*What to do*. Return all lines where the word "JSON" can be found.

*Material provided*.
=====
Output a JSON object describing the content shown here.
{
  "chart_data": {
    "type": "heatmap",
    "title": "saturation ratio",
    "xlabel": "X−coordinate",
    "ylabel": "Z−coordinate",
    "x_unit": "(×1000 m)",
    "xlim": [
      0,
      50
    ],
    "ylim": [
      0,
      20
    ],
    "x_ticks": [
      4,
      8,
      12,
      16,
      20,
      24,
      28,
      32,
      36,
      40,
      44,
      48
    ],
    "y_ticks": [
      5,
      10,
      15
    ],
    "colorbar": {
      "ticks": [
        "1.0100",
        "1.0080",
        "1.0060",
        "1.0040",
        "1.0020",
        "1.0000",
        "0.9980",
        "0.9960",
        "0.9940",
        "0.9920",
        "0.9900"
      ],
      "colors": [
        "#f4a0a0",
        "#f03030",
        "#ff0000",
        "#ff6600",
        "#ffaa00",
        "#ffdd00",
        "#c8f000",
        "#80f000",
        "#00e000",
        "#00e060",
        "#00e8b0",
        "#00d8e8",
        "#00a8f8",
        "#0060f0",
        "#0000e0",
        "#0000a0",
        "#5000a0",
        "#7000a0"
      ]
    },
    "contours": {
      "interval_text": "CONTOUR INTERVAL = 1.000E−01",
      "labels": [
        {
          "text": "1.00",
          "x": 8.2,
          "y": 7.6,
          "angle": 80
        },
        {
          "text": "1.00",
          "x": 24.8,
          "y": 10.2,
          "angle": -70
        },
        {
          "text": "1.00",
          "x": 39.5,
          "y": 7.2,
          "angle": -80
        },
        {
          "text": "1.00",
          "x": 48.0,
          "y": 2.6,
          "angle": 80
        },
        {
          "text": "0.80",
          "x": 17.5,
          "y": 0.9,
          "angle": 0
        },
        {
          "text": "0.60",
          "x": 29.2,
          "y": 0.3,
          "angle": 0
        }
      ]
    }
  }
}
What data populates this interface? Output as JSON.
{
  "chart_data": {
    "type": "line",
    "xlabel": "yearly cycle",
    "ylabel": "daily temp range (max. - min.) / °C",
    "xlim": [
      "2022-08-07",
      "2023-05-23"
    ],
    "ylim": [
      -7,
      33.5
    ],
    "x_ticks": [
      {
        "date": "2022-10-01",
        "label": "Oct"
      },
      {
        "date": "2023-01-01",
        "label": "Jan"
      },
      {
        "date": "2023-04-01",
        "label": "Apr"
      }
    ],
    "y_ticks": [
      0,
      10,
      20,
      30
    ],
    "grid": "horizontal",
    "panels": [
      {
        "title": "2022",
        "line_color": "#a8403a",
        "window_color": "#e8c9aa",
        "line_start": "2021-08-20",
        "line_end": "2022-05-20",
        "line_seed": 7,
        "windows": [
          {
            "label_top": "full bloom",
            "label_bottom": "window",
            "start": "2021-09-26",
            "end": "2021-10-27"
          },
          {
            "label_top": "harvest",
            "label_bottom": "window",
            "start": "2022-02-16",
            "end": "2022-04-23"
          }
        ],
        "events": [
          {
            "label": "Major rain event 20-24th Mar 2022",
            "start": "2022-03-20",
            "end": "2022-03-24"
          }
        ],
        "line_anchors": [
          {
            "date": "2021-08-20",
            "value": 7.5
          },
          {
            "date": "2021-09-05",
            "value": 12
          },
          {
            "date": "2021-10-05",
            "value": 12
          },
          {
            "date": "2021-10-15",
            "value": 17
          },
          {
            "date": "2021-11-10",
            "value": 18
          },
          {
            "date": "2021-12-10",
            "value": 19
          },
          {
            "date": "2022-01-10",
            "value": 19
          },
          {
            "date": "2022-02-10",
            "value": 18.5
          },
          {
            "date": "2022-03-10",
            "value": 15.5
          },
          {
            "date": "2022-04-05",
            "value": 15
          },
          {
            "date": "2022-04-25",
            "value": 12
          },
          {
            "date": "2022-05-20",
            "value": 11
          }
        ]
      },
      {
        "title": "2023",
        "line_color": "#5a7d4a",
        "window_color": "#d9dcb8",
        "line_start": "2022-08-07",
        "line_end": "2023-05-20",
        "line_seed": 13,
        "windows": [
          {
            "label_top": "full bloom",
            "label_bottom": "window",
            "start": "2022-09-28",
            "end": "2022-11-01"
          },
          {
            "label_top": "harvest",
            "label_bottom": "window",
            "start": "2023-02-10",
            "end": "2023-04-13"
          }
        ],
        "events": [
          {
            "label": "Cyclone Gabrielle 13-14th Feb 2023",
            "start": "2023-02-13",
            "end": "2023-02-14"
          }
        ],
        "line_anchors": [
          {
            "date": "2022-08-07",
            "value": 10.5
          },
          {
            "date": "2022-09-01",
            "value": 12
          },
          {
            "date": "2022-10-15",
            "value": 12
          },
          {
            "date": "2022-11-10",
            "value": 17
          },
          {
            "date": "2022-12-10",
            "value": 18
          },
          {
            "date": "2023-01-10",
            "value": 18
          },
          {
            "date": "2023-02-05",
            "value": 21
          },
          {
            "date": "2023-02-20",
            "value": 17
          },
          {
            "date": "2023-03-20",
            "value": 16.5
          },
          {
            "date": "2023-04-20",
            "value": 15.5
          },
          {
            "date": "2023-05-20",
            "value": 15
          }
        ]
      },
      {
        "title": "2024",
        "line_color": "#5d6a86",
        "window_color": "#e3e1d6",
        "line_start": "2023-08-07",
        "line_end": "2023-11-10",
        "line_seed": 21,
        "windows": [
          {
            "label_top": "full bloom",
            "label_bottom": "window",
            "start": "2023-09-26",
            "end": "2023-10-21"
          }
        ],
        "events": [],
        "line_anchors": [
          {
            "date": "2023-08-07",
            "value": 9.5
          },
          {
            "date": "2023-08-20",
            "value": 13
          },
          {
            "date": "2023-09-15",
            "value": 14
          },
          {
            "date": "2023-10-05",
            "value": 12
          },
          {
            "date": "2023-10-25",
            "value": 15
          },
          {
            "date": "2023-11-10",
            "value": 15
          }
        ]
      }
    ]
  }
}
=====
*Written answer*.
Output a JSON object describing the content shown here.
What data populates this interface? Output as JSON.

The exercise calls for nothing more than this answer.